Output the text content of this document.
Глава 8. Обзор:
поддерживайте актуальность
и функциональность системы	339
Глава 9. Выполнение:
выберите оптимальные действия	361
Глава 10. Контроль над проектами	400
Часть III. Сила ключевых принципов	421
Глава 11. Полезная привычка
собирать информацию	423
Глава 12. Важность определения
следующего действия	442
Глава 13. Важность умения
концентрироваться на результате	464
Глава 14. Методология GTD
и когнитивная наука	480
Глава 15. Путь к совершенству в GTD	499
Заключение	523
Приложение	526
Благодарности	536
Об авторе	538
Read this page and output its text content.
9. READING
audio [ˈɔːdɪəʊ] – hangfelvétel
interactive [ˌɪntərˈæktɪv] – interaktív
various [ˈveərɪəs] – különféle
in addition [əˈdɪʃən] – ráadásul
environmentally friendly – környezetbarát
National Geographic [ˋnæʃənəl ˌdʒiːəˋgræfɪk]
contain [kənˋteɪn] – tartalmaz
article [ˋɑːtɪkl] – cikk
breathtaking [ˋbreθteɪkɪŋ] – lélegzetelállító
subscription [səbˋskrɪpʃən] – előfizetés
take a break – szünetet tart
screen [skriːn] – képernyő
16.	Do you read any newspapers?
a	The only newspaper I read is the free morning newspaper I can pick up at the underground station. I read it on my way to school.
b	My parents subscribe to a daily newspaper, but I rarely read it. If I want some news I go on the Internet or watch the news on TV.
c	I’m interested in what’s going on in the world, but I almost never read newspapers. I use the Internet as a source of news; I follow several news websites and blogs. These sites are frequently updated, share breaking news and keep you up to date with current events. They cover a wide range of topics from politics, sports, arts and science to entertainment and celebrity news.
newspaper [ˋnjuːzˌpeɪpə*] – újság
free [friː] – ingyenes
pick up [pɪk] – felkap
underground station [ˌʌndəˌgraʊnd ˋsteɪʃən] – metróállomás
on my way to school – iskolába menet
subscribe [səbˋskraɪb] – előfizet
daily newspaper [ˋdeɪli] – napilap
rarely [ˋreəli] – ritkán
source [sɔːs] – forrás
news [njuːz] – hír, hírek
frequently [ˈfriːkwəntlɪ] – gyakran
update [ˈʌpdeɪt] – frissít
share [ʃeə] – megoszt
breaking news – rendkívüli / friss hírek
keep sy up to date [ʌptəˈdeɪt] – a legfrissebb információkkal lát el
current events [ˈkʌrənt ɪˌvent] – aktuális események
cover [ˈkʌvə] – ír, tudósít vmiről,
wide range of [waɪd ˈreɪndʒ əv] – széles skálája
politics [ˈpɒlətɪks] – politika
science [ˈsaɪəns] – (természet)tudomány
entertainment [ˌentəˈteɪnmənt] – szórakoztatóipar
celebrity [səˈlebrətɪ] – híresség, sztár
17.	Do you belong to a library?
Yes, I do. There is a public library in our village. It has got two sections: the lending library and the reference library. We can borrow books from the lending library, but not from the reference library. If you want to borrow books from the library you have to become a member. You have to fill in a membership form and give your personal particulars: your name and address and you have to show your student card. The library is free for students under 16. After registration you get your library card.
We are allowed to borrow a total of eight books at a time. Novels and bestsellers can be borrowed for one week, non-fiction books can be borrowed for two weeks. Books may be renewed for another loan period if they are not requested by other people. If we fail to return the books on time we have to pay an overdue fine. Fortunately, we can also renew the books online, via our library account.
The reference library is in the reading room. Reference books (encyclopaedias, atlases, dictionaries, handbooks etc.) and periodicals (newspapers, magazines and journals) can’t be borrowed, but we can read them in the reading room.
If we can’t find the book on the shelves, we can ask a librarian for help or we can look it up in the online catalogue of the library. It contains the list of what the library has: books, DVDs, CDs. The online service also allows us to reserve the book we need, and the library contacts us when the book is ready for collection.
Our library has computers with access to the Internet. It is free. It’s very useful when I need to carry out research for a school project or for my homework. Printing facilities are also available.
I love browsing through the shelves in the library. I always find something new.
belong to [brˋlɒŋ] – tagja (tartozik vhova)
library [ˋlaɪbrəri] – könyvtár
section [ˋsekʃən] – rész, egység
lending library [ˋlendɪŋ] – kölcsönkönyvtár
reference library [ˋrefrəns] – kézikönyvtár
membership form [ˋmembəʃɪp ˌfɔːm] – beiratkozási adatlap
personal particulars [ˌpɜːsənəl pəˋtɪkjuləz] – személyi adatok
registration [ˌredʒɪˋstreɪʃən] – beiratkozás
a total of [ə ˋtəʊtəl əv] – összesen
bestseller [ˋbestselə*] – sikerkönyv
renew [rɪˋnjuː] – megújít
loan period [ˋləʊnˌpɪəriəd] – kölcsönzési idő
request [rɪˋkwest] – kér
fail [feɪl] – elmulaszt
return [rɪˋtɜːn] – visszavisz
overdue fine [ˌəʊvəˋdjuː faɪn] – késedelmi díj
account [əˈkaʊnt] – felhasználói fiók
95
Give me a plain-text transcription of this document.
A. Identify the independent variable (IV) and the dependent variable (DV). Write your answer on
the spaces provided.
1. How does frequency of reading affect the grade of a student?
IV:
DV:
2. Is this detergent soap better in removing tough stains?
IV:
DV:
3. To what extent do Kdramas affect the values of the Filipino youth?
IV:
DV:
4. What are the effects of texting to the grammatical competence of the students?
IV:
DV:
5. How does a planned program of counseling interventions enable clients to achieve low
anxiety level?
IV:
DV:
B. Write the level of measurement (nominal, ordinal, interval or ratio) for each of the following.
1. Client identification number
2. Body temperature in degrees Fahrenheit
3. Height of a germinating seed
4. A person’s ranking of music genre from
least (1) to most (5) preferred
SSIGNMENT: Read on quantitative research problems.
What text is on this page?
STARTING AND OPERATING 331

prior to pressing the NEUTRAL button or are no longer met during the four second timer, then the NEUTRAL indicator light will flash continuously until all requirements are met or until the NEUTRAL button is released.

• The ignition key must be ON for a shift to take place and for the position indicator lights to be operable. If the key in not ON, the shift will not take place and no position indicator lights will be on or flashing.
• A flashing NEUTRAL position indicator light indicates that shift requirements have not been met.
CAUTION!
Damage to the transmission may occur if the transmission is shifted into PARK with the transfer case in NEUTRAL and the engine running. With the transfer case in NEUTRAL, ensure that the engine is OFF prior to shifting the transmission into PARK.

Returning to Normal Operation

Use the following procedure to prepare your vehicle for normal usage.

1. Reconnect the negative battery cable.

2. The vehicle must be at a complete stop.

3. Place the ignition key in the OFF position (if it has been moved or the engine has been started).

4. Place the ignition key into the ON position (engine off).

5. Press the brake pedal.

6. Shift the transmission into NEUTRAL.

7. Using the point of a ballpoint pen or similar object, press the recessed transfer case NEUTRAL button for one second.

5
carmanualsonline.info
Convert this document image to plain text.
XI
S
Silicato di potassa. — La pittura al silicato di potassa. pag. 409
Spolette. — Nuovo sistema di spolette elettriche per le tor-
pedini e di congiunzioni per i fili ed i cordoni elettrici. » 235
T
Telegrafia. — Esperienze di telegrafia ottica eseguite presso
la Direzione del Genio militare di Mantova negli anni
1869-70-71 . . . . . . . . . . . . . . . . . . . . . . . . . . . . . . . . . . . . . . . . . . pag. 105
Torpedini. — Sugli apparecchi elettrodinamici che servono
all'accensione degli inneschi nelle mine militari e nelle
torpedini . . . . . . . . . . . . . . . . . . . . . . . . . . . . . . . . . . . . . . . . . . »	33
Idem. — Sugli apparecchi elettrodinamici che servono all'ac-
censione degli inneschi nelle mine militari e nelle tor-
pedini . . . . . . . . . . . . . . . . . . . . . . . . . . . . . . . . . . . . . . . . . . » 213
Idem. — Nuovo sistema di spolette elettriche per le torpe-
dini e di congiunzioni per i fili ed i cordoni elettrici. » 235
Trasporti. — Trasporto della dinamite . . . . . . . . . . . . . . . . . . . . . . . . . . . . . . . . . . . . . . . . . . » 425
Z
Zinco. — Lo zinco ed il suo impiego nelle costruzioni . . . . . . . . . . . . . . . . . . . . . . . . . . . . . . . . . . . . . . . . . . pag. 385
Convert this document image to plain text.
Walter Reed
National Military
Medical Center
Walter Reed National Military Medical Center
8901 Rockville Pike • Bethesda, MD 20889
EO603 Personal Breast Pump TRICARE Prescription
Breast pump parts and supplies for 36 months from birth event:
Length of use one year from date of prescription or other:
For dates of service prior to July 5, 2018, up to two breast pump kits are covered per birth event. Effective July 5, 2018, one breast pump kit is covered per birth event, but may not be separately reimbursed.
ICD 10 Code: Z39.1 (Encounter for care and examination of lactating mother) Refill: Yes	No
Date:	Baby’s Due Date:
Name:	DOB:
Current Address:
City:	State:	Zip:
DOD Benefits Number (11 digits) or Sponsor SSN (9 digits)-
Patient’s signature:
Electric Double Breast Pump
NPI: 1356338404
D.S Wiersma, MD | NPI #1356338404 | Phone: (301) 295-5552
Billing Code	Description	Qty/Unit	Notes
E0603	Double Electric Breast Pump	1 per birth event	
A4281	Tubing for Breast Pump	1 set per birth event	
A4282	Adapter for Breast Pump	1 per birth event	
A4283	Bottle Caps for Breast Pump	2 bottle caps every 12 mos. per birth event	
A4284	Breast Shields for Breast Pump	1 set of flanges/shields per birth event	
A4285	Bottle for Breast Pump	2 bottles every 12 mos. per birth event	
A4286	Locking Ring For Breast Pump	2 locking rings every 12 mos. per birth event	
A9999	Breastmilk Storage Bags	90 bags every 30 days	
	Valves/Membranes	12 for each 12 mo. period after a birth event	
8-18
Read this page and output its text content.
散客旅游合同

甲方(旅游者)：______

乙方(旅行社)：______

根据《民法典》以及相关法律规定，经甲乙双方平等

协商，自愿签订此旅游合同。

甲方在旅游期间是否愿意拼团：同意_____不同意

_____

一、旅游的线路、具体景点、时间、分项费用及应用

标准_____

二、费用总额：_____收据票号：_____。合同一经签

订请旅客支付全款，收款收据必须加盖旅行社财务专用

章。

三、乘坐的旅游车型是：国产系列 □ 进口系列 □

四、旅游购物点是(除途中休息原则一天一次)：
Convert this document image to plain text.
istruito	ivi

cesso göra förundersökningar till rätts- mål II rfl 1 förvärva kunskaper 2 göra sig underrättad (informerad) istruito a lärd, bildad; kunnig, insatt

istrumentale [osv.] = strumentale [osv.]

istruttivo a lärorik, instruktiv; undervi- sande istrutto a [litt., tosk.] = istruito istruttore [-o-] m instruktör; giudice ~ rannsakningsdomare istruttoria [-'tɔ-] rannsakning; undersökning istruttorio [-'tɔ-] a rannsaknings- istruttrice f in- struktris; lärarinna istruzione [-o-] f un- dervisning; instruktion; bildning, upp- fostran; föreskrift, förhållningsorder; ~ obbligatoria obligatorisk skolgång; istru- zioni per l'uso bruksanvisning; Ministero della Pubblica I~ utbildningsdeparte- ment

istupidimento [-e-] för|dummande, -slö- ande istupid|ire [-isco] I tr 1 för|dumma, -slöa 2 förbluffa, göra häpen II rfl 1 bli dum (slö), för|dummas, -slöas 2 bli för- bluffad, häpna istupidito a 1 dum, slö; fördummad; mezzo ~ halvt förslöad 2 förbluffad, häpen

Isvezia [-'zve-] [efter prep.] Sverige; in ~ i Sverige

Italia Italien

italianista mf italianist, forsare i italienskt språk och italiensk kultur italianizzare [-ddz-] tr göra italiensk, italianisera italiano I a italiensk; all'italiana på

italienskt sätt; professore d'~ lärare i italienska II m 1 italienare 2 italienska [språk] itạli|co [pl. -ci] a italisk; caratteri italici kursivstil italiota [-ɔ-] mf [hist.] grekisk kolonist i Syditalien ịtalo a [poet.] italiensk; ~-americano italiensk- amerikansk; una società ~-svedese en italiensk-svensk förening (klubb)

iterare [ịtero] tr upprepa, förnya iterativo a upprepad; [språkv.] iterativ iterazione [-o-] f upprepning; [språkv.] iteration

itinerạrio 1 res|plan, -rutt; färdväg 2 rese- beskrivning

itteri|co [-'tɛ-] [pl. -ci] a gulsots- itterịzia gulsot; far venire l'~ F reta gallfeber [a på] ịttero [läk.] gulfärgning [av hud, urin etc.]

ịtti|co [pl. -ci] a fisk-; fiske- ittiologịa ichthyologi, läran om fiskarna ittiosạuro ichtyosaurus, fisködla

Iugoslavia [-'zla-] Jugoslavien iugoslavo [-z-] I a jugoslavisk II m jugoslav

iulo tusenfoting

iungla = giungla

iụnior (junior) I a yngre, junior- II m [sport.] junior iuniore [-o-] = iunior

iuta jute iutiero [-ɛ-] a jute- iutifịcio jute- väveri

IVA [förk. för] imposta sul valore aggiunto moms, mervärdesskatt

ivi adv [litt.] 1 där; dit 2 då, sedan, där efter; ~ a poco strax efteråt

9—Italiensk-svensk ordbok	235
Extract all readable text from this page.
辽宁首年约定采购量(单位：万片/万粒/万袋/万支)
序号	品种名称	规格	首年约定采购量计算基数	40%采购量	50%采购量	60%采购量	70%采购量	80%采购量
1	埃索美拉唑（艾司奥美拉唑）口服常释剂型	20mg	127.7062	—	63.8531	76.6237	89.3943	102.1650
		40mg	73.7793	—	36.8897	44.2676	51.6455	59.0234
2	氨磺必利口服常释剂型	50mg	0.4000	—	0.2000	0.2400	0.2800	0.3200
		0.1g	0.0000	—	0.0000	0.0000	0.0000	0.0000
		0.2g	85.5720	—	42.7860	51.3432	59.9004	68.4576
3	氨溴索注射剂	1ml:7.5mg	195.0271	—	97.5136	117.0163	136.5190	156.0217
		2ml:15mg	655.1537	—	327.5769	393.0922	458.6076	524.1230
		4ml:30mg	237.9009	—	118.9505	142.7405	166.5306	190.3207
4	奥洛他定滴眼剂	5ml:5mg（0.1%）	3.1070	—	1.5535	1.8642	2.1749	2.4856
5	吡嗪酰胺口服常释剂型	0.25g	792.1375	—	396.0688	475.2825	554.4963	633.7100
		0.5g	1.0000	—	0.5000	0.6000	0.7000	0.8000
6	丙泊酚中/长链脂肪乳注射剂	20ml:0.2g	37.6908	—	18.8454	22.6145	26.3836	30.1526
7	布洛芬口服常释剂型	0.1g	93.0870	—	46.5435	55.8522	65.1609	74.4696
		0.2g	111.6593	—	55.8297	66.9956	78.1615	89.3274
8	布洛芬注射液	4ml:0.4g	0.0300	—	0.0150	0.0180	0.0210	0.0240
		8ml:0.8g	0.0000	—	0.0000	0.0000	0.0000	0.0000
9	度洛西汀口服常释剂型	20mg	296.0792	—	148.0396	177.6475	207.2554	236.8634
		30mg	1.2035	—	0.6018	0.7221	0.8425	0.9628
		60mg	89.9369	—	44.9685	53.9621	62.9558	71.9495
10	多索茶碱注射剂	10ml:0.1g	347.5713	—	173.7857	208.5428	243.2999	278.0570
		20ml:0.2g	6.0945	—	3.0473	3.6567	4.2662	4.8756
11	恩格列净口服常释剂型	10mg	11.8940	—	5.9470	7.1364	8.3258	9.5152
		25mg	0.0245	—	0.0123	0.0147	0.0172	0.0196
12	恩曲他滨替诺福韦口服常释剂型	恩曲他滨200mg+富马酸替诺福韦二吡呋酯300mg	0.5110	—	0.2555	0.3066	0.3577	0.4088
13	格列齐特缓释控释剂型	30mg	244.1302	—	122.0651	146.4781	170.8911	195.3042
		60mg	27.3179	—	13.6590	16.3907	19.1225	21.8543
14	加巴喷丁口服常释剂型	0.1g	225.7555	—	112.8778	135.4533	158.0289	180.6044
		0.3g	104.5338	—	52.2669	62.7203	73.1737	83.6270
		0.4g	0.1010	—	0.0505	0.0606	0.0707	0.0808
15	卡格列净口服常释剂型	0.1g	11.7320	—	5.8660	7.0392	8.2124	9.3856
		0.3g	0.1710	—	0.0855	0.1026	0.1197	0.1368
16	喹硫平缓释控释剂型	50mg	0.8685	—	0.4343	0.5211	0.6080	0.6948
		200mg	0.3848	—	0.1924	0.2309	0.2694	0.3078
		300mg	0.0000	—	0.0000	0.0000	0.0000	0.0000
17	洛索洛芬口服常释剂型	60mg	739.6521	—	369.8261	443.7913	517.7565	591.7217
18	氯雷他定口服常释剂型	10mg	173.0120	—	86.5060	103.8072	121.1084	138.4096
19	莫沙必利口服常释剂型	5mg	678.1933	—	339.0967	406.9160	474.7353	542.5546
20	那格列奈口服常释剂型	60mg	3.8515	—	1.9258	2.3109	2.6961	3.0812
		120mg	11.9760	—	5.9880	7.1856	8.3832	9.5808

Exercise task
Lines of the listing that contain the word "Nuovo" are to be counted; report only their number.

Result of this task
2